### BRIEF
Restate the material word for word and leave out anything that is a picture.
**** INPUT FOR THIS TASK ****
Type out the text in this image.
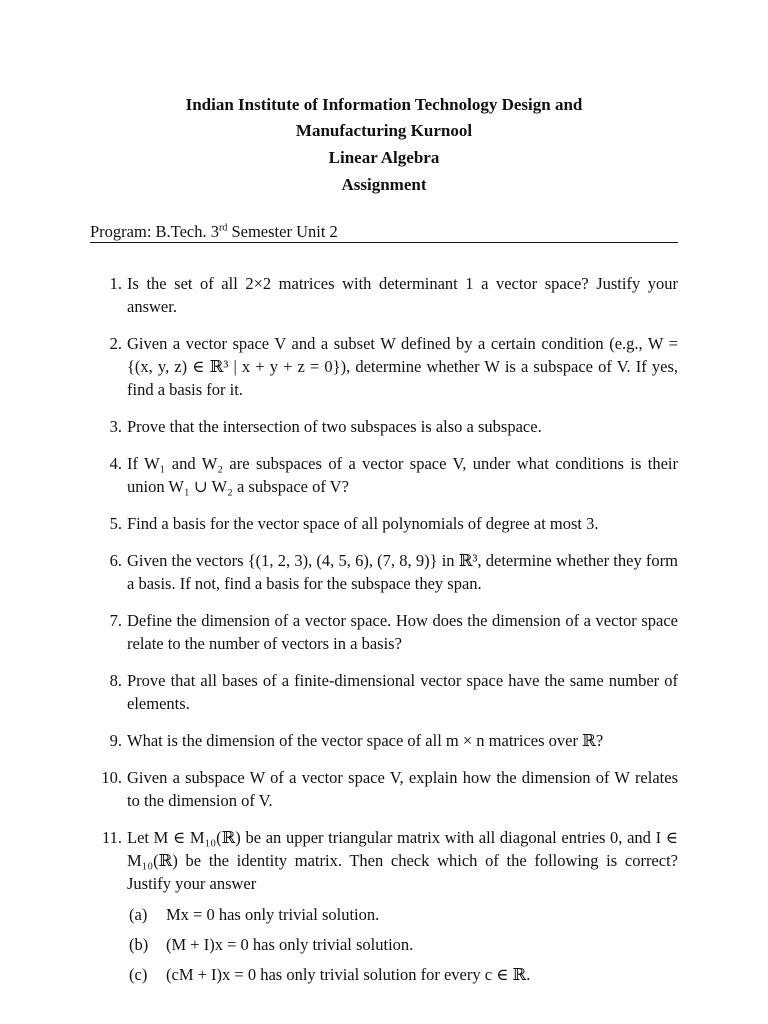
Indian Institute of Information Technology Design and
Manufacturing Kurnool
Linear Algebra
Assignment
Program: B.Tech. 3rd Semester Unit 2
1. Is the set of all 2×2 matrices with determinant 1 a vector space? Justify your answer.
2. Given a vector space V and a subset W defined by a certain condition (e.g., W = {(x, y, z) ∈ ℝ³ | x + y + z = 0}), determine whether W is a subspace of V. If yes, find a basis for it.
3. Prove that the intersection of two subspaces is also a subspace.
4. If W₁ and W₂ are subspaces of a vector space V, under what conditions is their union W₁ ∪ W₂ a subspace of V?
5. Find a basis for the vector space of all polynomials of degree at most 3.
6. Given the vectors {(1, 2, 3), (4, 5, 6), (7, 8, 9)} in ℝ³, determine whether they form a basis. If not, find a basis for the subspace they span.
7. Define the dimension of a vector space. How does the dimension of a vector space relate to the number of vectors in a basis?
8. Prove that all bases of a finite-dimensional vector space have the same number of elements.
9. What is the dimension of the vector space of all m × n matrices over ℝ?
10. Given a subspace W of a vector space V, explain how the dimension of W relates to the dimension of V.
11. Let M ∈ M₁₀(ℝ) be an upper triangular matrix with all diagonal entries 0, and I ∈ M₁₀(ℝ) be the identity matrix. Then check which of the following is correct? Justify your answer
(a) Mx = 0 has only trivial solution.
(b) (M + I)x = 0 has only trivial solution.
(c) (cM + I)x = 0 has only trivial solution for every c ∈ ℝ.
****
### ANSWER FOR THE TASK
Type out the text in this image.
Indian Institute of Information Technology Design and
Manufacturing Kurnool
Linear Algebra
Assignment
Program: B.Tech. 3rd Semester Unit 2
1. Is the set of all 2×2 matrices with determinant 1 a vector space? Justify your answer.
2. Given a vector space V and a subset W defined by a certain condition (e.g., W = {(x, y, z) ∈ ℝ³ | x + y + z = 0}), determine whether W is a subspace of V. If yes, find a basis for it.
3. Prove that the intersection of two subspaces is also a subspace.
4. If W₁ and W₂ are subspaces of a vector space V, under what conditions is their union W₁ ∪ W₂ a subspace of V?
5. Find a basis for the vector space of all polynomials of degree at most 3.
6. Given the vectors {(1, 2, 3), (4, 5, 6), (7, 8, 9)} in ℝ³, determine whether they form a basis. If not, find a basis for the subspace they span.
7. Define the dimension of a vector space. How does the dimension of a vector space relate to the number of vectors in a basis?
8. Prove that all bases of a finite-dimensional vector space have the same number of elements.
9. What is the dimension of the vector space of all m × n matrices over ℝ?
10. Given a subspace W of a vector space V, explain how the dimension of W relates to the dimension of V.
11. Let M ∈ M₁₀(ℝ) be an upper triangular matrix with all diagonal entries 0, and I ∈ M₁₀(ℝ) be the identity matrix. Then check which of the following is correct? Justify your answer
(a) Mx = 0 has only trivial solution.
(b) (M + I)x = 0 has only trivial solution.
(c) (cM + I)x = 0 has only trivial solution for every c ∈ ℝ.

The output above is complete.